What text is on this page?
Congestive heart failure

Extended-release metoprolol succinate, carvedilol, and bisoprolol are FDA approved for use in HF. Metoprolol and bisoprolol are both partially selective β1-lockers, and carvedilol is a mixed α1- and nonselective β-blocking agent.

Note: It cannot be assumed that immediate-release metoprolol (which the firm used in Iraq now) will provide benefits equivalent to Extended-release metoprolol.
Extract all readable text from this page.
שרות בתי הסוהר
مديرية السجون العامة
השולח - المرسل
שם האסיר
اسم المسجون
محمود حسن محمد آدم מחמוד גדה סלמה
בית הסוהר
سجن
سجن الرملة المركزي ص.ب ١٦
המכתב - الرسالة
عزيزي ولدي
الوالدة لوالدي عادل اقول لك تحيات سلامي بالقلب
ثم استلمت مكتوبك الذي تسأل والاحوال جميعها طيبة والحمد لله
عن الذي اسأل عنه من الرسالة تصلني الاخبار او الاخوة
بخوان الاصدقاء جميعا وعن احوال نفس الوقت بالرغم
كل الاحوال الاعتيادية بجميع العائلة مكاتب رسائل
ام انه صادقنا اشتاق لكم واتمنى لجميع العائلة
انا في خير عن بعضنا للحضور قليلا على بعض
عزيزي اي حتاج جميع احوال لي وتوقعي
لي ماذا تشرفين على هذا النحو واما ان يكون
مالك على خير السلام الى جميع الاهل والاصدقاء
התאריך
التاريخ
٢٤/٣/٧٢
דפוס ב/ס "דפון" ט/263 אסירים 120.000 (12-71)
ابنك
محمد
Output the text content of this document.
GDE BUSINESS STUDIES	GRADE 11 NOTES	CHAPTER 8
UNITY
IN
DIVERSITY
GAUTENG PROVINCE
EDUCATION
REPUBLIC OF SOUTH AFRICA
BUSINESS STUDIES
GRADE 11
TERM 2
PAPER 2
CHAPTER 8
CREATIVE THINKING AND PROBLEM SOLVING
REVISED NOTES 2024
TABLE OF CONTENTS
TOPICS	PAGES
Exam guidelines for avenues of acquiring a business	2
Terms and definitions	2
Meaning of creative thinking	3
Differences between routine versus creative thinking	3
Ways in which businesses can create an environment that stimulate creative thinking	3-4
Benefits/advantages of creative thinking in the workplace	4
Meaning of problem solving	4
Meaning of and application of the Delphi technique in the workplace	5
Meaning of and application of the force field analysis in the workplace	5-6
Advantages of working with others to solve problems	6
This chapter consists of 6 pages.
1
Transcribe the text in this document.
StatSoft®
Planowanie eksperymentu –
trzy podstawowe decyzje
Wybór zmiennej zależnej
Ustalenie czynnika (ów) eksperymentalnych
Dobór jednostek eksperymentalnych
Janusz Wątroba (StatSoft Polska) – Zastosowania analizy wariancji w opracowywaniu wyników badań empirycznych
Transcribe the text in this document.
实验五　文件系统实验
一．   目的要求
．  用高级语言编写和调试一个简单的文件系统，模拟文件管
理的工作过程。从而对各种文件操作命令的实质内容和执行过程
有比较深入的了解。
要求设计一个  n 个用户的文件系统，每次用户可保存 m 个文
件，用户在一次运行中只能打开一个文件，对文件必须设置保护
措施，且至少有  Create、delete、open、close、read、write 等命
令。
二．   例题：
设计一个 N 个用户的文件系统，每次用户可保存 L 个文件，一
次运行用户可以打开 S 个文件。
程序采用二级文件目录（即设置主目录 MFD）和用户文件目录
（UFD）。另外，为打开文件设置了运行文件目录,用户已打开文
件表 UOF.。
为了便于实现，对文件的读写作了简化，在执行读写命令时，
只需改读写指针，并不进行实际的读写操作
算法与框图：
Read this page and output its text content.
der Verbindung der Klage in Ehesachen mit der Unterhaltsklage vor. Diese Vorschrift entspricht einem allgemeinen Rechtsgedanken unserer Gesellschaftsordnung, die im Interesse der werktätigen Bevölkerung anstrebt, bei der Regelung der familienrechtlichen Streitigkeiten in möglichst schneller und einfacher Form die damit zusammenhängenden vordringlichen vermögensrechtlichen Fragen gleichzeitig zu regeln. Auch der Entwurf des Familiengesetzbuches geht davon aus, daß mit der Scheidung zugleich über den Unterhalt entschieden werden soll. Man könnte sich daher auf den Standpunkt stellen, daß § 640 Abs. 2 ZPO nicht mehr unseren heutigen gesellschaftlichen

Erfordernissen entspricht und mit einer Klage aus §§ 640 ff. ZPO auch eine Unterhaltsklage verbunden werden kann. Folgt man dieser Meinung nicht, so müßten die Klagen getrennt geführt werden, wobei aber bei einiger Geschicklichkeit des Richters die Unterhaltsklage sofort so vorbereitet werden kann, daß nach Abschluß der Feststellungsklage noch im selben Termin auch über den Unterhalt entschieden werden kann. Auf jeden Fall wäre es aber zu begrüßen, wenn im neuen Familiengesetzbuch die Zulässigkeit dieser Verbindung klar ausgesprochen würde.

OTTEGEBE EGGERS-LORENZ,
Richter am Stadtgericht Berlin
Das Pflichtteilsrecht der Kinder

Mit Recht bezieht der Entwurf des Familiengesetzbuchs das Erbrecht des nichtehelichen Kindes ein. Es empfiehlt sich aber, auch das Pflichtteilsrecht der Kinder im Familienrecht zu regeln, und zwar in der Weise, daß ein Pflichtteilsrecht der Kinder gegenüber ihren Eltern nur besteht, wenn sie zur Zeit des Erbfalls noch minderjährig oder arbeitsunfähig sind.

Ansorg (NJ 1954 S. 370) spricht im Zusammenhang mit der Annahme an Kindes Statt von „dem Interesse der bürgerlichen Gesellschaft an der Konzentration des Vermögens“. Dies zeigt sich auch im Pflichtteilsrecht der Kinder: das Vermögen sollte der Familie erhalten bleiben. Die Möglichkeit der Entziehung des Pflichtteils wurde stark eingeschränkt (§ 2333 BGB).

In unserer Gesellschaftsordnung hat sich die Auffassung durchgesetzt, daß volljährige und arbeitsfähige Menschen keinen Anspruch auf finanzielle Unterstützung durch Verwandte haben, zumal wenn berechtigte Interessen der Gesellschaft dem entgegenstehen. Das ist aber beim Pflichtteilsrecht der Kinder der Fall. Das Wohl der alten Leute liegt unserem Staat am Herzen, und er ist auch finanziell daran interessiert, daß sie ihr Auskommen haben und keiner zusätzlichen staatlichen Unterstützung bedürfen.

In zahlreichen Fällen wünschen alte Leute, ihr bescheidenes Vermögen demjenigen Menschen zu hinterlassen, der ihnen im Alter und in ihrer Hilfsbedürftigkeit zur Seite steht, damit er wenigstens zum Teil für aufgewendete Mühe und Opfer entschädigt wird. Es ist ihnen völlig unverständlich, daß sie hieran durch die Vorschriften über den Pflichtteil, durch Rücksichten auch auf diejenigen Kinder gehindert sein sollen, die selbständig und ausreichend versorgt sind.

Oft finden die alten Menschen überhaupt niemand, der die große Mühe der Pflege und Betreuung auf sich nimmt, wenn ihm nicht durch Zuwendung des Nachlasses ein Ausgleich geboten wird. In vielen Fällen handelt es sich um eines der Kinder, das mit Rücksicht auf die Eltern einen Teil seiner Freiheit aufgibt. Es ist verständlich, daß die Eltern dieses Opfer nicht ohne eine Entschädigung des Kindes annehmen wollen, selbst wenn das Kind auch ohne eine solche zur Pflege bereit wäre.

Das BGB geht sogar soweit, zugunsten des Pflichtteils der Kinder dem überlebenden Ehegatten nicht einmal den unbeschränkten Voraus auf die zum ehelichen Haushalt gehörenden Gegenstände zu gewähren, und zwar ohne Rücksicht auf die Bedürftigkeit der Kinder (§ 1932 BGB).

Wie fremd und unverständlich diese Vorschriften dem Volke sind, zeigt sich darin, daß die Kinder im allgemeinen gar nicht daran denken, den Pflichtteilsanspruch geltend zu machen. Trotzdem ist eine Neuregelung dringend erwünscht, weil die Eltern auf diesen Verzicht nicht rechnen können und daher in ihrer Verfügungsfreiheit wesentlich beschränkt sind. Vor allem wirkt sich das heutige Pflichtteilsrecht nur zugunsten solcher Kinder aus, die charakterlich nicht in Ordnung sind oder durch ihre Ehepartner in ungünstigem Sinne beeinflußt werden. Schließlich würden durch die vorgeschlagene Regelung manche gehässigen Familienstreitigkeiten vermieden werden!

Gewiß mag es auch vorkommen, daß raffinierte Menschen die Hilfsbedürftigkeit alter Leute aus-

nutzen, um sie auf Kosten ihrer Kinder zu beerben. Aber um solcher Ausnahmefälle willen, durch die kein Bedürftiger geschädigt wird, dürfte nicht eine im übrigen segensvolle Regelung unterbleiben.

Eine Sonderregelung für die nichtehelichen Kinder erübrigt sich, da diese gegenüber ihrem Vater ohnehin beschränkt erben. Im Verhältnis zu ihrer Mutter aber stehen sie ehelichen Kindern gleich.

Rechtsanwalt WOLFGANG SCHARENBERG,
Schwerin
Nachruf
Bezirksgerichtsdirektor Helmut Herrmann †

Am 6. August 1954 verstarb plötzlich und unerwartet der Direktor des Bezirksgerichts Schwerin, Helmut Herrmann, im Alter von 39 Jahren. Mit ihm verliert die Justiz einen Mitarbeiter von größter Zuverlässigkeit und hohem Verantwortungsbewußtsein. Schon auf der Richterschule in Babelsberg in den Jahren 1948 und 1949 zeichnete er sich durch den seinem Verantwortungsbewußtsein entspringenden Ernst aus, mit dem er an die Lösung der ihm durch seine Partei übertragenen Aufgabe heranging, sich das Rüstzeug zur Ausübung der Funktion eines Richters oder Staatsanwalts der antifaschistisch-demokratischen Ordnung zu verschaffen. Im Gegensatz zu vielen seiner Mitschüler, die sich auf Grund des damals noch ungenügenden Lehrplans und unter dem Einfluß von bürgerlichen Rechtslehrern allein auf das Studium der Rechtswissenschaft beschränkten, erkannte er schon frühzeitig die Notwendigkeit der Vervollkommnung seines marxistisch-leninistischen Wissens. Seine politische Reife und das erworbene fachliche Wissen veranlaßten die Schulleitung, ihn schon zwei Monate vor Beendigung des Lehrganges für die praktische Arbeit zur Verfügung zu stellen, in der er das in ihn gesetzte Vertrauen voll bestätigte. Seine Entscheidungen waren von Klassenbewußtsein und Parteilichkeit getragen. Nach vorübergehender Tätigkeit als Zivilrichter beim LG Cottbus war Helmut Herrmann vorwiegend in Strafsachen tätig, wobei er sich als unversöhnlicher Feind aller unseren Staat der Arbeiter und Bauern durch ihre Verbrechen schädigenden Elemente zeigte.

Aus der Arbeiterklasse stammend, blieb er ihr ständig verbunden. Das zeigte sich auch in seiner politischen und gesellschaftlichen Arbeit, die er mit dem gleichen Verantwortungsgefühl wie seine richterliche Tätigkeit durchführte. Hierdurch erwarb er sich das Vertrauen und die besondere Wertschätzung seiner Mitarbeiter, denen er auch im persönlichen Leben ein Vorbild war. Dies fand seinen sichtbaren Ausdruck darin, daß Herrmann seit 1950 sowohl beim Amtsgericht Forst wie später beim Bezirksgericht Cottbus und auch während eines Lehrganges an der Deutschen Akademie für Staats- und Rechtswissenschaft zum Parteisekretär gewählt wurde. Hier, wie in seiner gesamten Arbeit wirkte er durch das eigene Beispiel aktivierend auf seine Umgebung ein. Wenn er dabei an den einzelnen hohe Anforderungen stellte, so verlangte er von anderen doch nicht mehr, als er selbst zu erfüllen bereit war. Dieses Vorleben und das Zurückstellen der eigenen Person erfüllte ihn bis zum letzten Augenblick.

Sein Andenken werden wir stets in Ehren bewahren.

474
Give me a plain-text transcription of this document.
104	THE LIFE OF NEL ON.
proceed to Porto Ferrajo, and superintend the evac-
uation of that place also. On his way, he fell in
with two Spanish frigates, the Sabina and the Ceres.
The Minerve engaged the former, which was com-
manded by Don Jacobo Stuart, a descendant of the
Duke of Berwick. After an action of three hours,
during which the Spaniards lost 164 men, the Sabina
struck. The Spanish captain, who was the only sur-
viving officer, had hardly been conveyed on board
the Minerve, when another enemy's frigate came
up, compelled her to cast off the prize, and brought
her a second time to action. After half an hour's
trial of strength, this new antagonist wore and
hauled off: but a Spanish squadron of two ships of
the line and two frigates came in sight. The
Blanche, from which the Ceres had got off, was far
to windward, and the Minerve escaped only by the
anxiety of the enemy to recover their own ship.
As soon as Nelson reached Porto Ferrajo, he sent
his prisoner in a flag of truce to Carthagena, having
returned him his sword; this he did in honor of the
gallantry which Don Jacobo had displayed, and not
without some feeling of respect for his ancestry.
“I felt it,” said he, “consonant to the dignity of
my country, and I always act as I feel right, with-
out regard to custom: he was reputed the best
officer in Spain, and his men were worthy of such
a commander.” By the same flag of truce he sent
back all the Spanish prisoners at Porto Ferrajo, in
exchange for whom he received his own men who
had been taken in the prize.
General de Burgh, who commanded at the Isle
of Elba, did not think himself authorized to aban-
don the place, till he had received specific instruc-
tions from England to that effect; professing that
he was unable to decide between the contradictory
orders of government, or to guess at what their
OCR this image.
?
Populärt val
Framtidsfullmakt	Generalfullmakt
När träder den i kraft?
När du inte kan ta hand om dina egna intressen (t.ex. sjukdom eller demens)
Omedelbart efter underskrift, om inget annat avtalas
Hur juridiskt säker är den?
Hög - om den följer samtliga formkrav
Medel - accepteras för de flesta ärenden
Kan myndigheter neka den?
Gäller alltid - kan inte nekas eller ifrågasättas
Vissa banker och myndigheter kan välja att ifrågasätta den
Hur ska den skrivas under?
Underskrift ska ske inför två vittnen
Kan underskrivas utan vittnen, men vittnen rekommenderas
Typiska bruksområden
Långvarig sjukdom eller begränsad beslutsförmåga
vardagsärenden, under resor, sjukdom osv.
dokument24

Task goal =
What is the number of lines in this listing that contain the word "regeln"? Answer with that number and nothing else.

Full response =
2